# start of Data to use

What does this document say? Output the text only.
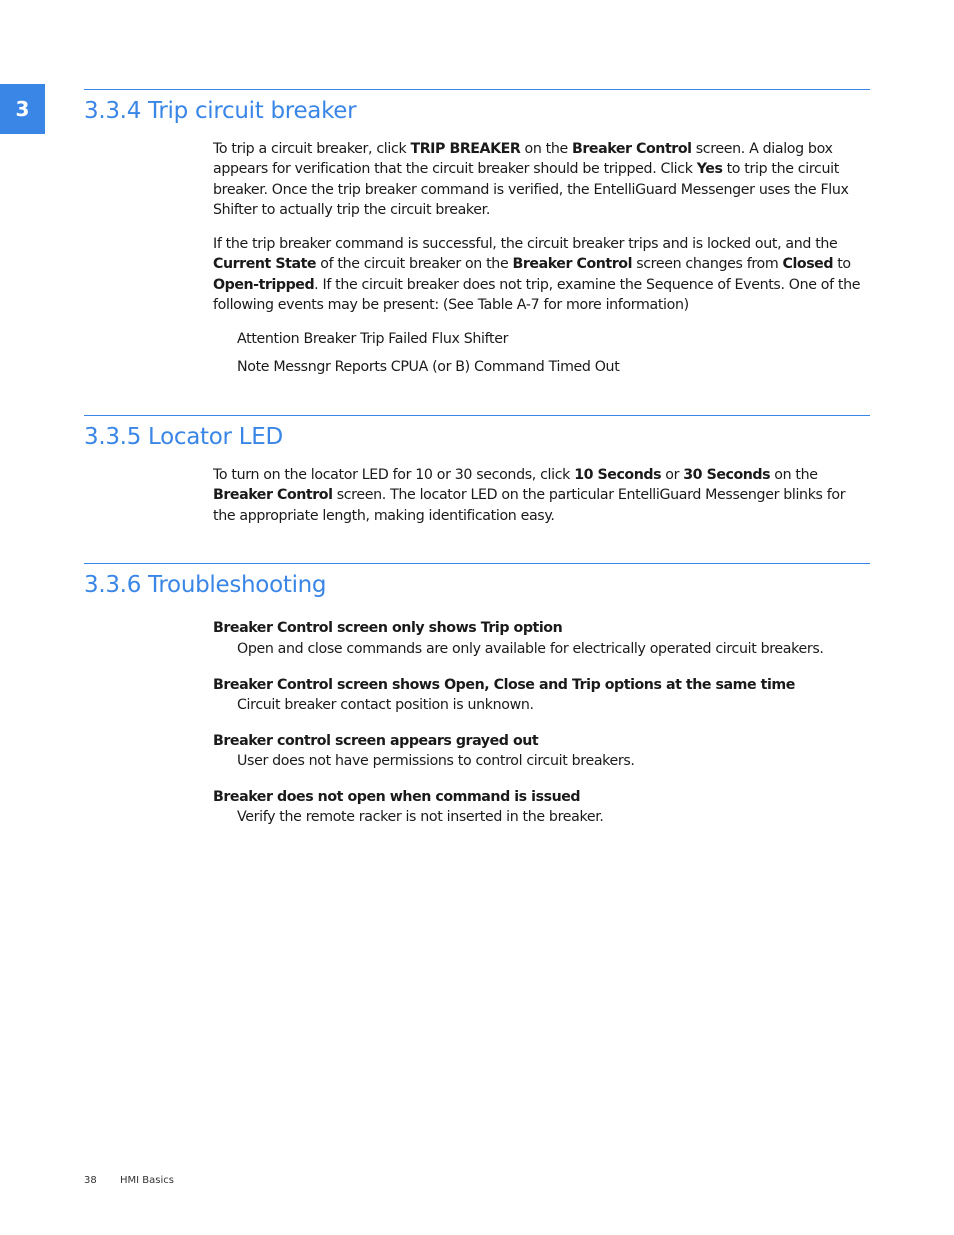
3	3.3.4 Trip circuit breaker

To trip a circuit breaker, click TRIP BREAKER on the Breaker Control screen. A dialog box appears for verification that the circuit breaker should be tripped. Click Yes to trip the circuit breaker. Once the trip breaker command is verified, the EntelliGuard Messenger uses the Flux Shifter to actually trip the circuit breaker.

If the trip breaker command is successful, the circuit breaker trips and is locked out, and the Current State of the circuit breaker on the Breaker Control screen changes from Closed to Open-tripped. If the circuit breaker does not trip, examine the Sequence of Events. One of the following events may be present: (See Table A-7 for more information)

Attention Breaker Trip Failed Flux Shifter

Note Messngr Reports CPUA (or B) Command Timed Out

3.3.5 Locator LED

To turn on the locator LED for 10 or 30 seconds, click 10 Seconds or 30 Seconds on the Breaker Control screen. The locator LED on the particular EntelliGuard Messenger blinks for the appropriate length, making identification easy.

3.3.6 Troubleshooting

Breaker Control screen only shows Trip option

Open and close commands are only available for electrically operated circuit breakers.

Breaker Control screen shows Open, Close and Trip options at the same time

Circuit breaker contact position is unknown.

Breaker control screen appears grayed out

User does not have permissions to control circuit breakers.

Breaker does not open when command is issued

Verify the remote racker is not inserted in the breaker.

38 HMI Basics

# end of Data to use
# start of Data to use

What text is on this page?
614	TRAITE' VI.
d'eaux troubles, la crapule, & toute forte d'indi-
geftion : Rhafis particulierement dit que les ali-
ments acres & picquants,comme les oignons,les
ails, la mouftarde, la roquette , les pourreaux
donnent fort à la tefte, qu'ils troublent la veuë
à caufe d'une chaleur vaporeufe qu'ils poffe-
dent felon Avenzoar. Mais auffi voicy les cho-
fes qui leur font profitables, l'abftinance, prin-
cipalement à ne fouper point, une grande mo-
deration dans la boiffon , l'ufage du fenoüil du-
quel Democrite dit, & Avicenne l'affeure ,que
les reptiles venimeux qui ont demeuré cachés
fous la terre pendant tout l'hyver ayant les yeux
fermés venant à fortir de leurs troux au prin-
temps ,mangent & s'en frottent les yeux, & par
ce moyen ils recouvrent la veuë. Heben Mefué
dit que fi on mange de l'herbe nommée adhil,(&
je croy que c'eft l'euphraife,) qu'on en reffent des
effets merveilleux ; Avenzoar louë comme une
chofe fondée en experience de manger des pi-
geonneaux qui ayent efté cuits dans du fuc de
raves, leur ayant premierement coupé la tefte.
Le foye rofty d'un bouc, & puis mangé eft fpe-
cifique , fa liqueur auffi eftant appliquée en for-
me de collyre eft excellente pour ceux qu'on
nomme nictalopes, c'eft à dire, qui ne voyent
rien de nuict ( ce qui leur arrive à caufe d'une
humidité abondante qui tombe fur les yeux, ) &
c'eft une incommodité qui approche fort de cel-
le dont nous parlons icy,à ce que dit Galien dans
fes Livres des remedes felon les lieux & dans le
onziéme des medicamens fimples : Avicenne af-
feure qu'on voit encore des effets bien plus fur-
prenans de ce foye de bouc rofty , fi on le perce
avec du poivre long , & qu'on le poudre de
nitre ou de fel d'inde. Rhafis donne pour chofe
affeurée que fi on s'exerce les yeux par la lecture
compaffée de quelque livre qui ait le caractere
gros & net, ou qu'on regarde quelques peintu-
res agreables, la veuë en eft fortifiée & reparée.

# end of Data to use

**Exercise goal:** Pick out each line containing the string "does" and copy it.

**Exercise answer:**
What does this document say? Output the text only.
If the trip breaker command is successful, the circuit breaker trips and is locked out, and the Current State of the circuit breaker on the Breaker Control screen changes from Closed to Open-tripped. If the circuit breaker does not trip, examine the Sequence of Events. One of the following events may be present: (See Table A-7 for more information)
User does not have permissions to control circuit breakers.
Breaker does not open when command is issued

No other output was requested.